* Stated goal
Repeat the records below exactly, leaving out every picture.

* Available records

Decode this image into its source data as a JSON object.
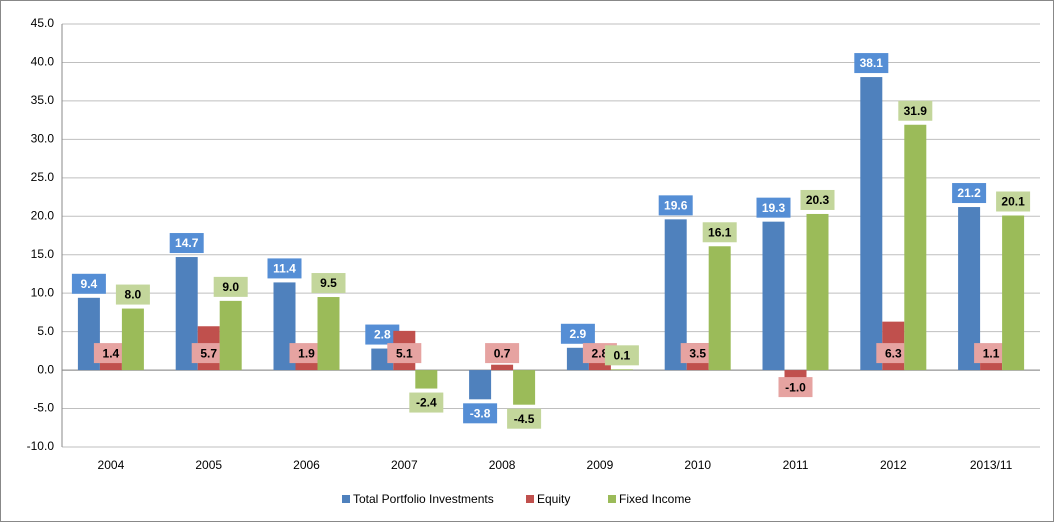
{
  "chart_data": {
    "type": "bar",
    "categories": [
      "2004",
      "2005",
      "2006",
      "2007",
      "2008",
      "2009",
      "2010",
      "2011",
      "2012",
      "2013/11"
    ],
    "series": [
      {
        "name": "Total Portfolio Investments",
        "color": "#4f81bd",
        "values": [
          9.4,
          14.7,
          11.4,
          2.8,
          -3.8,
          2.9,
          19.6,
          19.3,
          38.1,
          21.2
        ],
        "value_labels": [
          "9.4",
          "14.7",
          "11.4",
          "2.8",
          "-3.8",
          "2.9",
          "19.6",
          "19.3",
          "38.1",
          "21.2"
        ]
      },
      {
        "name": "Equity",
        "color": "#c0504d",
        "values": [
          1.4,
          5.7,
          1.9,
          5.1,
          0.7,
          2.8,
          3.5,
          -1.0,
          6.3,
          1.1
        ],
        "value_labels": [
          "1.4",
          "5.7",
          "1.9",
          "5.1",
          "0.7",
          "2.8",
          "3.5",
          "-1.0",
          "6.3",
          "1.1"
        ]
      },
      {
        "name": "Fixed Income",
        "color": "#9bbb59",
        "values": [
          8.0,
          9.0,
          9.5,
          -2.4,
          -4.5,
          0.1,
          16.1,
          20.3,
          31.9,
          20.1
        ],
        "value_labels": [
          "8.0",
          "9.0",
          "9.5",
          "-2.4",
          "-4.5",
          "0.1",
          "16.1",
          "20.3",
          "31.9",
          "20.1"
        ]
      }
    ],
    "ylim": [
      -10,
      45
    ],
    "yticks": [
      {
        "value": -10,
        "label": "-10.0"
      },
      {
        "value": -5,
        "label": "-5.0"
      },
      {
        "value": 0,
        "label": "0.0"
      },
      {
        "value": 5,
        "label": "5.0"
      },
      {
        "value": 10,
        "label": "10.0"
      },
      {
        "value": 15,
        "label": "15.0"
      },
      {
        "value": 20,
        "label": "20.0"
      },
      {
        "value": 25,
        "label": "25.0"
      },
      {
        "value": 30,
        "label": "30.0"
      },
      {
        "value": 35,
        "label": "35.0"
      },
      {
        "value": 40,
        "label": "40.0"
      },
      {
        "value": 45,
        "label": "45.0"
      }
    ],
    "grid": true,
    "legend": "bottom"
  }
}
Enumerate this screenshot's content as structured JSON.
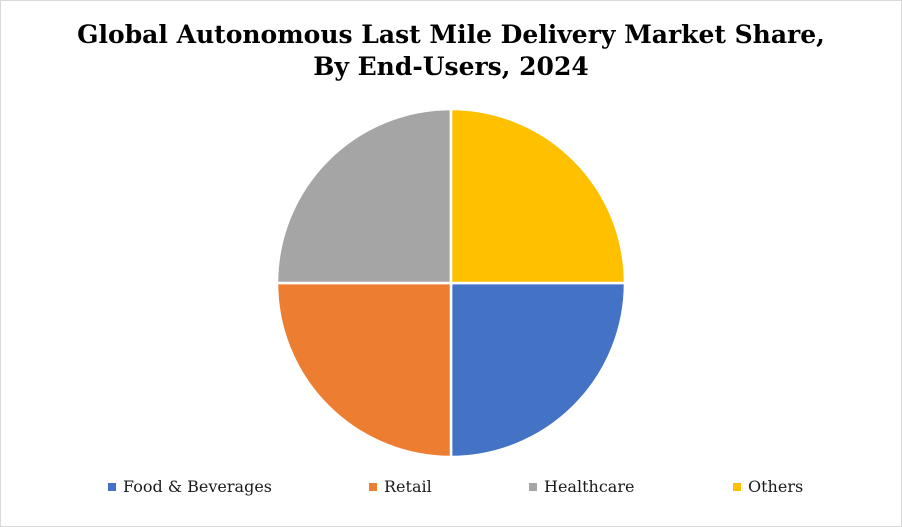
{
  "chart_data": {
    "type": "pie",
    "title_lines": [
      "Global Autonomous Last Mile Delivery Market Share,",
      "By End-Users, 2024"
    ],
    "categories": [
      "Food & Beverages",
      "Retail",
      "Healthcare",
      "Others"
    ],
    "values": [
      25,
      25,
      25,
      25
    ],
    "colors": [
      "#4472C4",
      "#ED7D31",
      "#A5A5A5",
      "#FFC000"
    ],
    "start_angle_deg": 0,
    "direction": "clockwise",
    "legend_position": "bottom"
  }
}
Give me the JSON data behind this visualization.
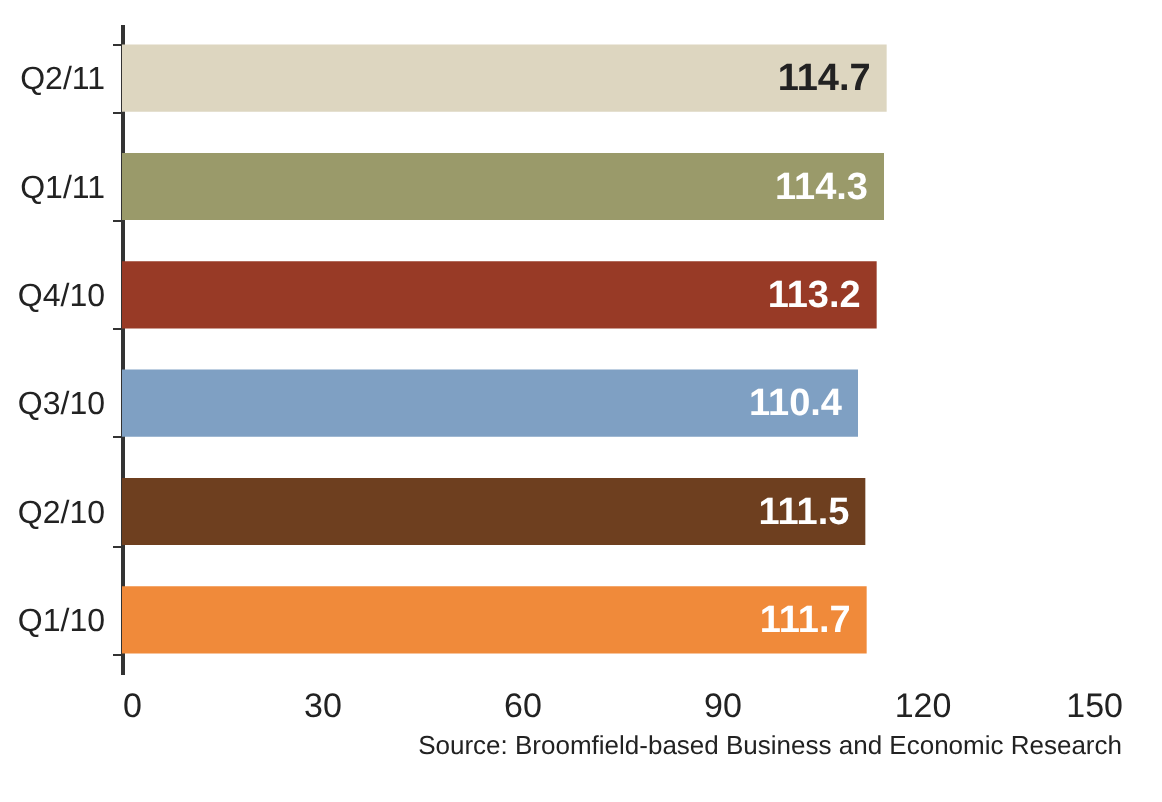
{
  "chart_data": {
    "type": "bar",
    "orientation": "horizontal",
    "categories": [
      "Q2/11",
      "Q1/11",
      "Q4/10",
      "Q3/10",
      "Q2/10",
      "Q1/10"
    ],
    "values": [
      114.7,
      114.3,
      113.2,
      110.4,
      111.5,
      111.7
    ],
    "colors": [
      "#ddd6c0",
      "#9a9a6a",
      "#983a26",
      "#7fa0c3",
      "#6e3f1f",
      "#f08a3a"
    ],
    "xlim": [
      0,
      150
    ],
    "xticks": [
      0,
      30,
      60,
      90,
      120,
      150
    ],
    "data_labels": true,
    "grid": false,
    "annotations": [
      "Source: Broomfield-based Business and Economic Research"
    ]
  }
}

* Solution for this task
Decode this image into its source data as a JSON object.
{
  "chart_data": {
    "type": "bar",
    "categories": [
      "2004",
      "2005",
      "2006",
      "2007",
      "2008",
      "2009",
      "2010",
      "2011",
      "2012",
      "2013/11"
    ],
    "series": [
      {
        "name": "Total Portfolio Investments",
        "color": "#4f81bd",
        "values": [
          9.4,
          14.7,
          11.4,
          2.8,
          -3.8,
          2.9,
          19.6,
          19.3,
          38.1,
          21.2
        ],
        "value_labels": [
          "9.4",
          "14.7",
          "11.4",
          "2.8",
          "-3.8",
          "2.9",
          "19.6",
          "19.3",
          "38.1",
          "21.2"
        ]
      },
      {
        "name": "Equity",
        "color": "#c0504d",
        "values": [
          1.4,
          5.7,
          1.9,
          5.1,
          0.7,
          2.8,
          3.5,
          -1.0,
          6.3,
          1.1
        ],
        "value_labels": [
          "1.4",
          "5.7",
          "1.9",
          "5.1",
          "0.7",
          "2.8",
          "3.5",
          "-1.0",
          "6.3",
          "1.1"
        ]
      },
      {
        "name": "Fixed Income",
        "color": "#9bbb59",
        "values": [
          8.0,
          9.0,
          9.5,
          -2.4,
          -4.5,
          0.1,
          16.1,
          20.3,
          31.9,
          20.1
        ],
        "value_labels": [
          "8.0",
          "9.0",
          "9.5",
          "-2.4",
          "-4.5",
          "0.1",
          "16.1",
          "20.3",
          "31.9",
          "20.1"
        ]
      }
    ],
    "ylim": [
      -10,
      45
    ],
    "yticks": [
      {
        "value": -10,
        "label": "-10.0"
      },
      {
        "value": -5,
        "label": "-5.0"
      },
      {
        "value": 0,
        "label": "0.0"
      },
      {
        "value": 5,
        "label": "5.0"
      },
      {
        "value": 10,
        "label": "10.0"
      },
      {
        "value": 15,
        "label": "15.0"
      },
      {
        "value": 20,
        "label": "20.0"
      },
      {
        "value": 25,
        "label": "25.0"
      },
      {
        "value": 30,
        "label": "30.0"
      },
      {
        "value": 35,
        "label": "35.0"
      },
      {
        "value": 40,
        "label": "40.0"
      },
      {
        "value": 45,
        "label": "45.0"
      }
    ],
    "grid": true,
    "legend": "bottom"
  }
}
Enumerate this screenshot's content as structured JSON.
{
  "chart_data": {
    "type": "pie",
    "title_lines": [
      "Global Autonomous Last Mile Delivery Market Share,",
      "By End-Users, 2024"
    ],
    "categories": [
      "Food & Beverages",
      "Retail",
      "Healthcare",
      "Others"
    ],
    "values": [
      25,
      25,
      25,
      25
    ],
    "colors": [
      "#4472C4",
      "#ED7D31",
      "#A5A5A5",
      "#FFC000"
    ],
    "start_angle_deg": 0,
    "direction": "clockwise",
    "legend_position": "bottom"
  }
}
Give me the JSON data behind this visualization.
{
  "chart_data": {
    "type": "bar",
    "orientation": "horizontal",
    "categories": [
      "Q2/11",
      "Q1/11",
      "Q4/10",
      "Q3/10",
      "Q2/10",
      "Q1/10"
    ],
    "values": [
      114.7,
      114.3,
      113.2,
      110.4,
      111.5,
      111.7
    ],
    "colors": [
      "#ddd6c0",
      "#9a9a6a",
      "#983a26",
      "#7fa0c3",
      "#6e3f1f",
      "#f08a3a"
    ],
    "xlim": [
      0,
      150
    ],
    "xticks": [
      0,
      30,
      60,
      90,
      120,
      150
    ],
    "data_labels": true,
    "grid": false,
    "annotations": [
      "Source: Broomfield-based Business and Economic Research"
    ]
  }
}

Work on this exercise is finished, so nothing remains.